Data extracted from a collection
•••••
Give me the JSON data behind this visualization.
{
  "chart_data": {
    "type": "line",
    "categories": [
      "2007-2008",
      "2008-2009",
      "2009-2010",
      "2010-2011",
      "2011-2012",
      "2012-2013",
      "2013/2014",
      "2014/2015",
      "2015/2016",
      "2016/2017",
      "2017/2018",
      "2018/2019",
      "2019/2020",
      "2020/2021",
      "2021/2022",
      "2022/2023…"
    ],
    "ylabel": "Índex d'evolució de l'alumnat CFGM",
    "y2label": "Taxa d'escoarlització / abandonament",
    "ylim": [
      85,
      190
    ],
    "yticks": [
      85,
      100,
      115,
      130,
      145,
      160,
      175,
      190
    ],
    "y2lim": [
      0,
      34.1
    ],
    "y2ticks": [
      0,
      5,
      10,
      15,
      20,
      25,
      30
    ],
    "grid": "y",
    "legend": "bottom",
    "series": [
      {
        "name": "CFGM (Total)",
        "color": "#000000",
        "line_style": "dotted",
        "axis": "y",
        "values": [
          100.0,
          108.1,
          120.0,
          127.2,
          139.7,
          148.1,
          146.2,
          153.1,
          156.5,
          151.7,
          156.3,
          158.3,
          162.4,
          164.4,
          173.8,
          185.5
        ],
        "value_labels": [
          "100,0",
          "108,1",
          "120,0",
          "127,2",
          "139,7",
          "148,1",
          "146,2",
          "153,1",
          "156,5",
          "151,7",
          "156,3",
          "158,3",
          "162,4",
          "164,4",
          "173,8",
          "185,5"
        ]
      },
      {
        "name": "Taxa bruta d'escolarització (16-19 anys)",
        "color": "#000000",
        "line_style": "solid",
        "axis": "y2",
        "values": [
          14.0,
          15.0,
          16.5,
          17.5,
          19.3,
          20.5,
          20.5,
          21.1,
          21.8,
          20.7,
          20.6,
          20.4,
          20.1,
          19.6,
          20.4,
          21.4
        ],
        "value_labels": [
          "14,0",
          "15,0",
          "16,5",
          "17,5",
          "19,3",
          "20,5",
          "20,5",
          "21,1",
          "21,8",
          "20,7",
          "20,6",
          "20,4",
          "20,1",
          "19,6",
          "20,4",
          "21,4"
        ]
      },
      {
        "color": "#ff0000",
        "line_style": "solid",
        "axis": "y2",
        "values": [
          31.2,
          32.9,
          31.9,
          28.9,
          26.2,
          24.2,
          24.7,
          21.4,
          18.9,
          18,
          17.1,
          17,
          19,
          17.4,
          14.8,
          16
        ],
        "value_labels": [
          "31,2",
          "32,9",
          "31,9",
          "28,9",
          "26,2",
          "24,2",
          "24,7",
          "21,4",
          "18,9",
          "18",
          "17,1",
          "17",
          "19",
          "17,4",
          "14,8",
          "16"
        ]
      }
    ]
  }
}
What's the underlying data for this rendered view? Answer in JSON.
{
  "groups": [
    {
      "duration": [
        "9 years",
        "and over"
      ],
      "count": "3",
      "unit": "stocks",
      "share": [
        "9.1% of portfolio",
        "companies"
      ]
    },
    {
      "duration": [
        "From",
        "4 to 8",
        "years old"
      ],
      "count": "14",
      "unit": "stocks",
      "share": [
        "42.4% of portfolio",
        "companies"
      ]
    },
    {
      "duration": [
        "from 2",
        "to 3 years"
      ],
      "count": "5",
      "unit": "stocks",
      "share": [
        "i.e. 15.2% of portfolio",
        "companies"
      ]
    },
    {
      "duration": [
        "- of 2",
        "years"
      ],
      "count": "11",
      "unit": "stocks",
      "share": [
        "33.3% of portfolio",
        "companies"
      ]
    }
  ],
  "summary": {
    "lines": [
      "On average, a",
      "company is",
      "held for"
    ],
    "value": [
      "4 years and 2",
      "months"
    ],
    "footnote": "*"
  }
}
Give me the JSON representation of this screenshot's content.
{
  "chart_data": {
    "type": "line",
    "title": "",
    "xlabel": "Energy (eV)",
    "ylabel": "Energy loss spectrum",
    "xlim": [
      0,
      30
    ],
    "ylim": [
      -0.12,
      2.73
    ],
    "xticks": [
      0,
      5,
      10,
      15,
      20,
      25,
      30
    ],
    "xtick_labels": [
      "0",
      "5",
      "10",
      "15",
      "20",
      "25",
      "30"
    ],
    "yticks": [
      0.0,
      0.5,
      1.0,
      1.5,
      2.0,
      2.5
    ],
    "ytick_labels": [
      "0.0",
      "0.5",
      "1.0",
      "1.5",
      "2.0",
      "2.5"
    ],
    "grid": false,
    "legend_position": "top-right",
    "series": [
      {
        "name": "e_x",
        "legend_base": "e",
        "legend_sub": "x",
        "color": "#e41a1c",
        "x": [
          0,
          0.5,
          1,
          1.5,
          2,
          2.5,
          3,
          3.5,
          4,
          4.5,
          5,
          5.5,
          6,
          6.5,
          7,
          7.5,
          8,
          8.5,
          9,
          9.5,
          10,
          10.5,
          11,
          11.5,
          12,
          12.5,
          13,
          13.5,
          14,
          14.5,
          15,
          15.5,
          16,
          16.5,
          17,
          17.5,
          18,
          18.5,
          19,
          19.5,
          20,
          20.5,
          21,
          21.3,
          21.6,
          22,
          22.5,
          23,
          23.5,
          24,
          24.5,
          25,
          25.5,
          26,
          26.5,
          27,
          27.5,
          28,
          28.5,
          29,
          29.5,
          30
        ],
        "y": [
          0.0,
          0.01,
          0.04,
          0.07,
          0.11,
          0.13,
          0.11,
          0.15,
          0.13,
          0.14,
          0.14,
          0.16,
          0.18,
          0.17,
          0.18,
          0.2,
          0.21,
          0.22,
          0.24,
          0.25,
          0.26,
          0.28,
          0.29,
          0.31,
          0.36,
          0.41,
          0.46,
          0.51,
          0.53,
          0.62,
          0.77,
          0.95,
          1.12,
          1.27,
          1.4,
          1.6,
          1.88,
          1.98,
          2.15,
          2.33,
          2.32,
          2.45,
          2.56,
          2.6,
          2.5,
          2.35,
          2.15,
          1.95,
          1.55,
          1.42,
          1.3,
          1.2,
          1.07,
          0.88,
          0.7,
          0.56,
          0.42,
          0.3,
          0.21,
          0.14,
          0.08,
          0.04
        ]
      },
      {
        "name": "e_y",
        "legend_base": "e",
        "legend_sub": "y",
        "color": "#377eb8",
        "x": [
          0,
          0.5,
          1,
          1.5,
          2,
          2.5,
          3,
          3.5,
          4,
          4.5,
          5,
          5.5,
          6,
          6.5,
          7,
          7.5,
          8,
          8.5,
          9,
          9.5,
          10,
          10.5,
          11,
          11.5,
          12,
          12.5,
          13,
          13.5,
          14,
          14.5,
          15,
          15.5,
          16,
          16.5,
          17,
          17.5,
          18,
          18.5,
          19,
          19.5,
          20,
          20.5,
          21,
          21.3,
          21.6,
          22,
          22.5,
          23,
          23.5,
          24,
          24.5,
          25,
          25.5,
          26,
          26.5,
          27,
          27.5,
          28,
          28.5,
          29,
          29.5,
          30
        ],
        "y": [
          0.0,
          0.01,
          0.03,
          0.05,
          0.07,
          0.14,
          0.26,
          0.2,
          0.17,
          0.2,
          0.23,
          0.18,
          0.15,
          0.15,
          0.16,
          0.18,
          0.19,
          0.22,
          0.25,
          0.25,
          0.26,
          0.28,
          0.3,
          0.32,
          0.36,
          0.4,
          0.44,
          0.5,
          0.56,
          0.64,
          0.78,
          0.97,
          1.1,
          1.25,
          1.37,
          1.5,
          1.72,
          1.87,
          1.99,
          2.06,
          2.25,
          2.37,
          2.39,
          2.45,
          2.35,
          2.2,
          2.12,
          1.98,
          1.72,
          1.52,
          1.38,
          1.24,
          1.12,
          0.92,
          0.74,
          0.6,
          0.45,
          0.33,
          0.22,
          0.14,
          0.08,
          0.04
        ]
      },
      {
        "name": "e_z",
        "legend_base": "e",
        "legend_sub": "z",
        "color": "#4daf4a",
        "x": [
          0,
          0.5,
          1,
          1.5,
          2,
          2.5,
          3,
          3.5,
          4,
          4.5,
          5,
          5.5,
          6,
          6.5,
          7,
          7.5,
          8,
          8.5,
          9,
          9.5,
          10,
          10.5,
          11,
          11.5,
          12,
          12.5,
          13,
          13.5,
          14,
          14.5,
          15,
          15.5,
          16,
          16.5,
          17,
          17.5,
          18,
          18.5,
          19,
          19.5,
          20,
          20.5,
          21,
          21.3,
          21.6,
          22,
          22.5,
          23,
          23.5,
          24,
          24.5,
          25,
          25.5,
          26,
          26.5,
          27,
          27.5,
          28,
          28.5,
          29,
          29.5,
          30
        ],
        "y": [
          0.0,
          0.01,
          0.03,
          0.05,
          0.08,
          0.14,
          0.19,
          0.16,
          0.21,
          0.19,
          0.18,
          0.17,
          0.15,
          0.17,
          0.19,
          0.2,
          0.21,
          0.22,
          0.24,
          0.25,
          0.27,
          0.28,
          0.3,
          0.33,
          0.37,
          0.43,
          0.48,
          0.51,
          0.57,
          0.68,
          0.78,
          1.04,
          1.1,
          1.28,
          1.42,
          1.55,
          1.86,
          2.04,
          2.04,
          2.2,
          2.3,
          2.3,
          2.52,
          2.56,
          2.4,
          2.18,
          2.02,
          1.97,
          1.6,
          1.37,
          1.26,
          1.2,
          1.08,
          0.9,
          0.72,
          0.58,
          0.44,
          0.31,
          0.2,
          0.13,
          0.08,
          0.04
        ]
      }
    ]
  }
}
•••••
■ To do ■
Pull out the lines above in which the word "Give" appears.

■ Result of the task ■
Give me the JSON data behind this visualization.
Give me the JSON representation of this screenshot's content.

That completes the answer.